══ Records for the task

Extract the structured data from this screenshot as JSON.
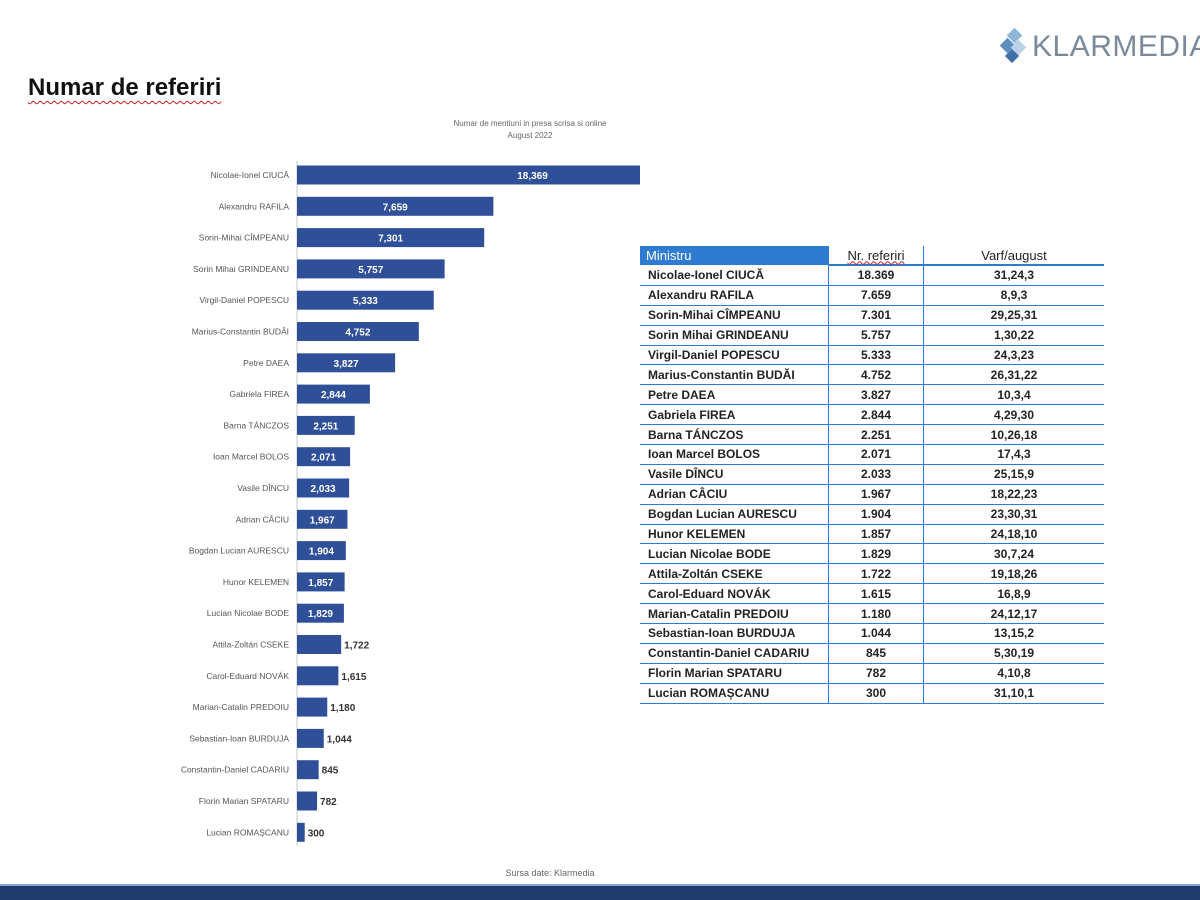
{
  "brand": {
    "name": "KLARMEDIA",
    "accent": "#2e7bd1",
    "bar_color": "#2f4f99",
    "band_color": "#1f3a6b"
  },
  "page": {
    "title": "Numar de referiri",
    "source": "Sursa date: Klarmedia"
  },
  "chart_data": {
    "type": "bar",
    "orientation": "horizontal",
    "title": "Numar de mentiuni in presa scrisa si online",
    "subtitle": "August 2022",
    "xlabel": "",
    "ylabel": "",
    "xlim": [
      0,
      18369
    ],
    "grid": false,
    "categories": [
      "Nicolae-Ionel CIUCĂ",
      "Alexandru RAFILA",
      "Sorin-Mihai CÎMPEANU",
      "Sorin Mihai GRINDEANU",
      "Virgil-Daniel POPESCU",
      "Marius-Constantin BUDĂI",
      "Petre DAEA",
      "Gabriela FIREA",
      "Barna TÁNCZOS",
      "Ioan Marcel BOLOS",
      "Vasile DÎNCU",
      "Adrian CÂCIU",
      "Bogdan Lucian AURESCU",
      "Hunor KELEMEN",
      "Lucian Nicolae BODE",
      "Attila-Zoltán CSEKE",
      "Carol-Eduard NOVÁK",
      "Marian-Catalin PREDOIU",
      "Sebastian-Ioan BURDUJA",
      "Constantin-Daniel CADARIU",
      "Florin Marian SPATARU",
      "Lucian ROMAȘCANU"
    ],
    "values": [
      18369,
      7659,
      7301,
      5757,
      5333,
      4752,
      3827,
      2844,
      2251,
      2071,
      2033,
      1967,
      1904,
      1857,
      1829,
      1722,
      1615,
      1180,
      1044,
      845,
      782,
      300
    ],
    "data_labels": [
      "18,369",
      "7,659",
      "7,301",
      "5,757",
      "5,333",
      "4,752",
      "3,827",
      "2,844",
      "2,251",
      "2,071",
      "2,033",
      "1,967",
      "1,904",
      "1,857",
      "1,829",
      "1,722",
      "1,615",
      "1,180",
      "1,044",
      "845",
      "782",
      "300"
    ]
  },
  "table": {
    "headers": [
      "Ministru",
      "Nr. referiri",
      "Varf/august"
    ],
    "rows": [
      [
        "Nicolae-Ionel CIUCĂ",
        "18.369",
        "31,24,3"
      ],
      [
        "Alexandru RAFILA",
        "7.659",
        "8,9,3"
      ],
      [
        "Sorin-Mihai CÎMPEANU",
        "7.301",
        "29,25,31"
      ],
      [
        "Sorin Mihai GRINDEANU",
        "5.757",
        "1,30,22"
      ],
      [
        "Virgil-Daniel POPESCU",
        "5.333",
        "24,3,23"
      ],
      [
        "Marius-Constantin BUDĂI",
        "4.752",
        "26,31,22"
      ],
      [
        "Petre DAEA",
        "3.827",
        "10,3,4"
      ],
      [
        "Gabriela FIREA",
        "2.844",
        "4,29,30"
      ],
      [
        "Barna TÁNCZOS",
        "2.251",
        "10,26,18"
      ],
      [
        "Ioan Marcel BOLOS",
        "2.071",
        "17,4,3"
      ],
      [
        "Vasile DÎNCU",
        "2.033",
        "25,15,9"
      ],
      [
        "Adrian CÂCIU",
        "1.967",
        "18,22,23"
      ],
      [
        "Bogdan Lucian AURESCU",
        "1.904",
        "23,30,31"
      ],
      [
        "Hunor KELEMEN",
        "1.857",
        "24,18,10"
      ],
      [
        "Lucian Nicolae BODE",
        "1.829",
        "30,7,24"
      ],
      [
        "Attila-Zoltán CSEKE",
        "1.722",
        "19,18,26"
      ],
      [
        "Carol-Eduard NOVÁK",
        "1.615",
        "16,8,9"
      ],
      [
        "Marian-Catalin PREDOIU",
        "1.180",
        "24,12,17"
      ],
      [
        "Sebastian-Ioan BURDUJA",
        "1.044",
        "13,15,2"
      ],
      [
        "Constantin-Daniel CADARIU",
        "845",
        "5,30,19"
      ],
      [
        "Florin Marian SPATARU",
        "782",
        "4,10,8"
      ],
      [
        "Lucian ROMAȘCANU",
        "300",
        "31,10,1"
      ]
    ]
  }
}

════
══ Records for the task

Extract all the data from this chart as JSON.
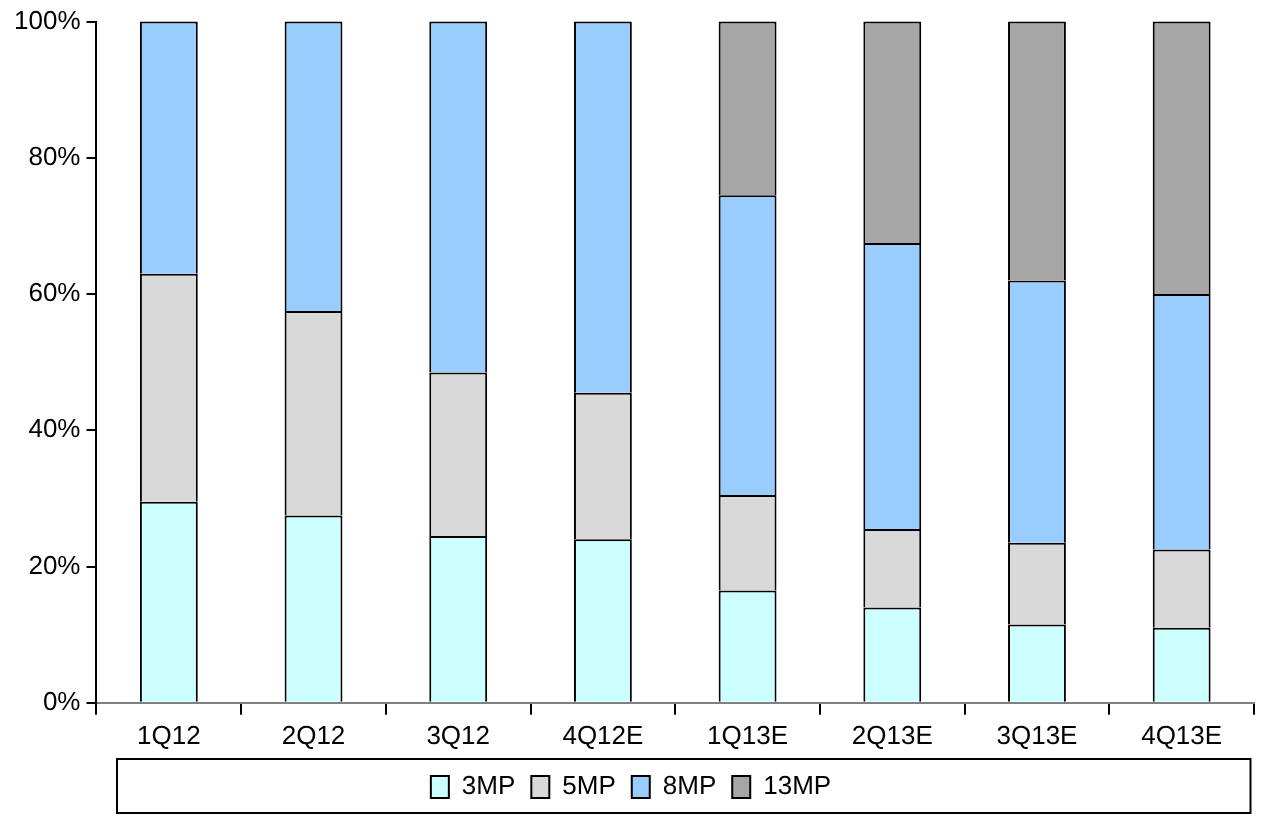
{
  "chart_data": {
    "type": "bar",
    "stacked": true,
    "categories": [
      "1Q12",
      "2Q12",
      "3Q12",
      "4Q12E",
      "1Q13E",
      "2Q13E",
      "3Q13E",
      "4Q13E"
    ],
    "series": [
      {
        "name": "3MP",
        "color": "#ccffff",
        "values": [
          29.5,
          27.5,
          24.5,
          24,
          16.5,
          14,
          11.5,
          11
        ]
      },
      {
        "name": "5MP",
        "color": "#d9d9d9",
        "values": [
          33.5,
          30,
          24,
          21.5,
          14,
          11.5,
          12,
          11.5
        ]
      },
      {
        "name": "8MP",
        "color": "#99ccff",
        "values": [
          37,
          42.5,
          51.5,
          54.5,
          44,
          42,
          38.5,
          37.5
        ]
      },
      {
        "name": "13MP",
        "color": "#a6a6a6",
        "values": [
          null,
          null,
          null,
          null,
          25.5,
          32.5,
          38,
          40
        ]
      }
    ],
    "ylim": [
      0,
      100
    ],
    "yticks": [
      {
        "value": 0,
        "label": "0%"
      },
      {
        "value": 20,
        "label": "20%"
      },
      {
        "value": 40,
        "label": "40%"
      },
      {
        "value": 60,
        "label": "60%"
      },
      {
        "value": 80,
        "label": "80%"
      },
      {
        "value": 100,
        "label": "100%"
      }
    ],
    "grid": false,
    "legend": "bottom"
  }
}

════
══ Records for the task

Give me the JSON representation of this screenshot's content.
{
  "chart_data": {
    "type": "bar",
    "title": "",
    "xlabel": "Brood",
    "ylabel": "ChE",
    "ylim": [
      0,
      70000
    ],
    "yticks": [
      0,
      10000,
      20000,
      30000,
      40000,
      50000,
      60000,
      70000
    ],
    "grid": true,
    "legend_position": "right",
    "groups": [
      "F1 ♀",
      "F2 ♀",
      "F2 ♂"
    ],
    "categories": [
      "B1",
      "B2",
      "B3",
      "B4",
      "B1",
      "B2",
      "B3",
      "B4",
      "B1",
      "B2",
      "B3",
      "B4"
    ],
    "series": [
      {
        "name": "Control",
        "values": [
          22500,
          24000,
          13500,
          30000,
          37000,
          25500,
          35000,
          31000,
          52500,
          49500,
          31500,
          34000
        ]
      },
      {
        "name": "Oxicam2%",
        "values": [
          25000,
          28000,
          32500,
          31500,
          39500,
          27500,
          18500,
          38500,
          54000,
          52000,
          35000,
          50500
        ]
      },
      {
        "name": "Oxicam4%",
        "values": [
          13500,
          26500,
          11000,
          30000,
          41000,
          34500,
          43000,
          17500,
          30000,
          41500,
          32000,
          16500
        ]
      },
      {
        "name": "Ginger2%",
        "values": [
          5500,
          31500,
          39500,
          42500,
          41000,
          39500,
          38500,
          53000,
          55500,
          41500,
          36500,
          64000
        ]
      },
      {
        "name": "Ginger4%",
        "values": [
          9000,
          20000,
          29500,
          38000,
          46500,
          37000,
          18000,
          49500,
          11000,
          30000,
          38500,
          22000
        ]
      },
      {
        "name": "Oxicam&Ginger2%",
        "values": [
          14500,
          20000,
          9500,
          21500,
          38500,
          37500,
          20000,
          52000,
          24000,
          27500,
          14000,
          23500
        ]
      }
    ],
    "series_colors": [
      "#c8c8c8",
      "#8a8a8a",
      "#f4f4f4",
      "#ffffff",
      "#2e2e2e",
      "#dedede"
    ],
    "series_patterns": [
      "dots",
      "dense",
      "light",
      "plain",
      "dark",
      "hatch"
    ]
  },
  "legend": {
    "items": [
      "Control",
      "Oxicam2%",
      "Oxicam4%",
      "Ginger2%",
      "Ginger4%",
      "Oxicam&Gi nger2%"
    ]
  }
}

════

#### Required task
Please list every line of the records that contains "Catalin".

#### Reply
      "Marian-Catalin PREDOIU",
        "Marian-Catalin PREDOIU",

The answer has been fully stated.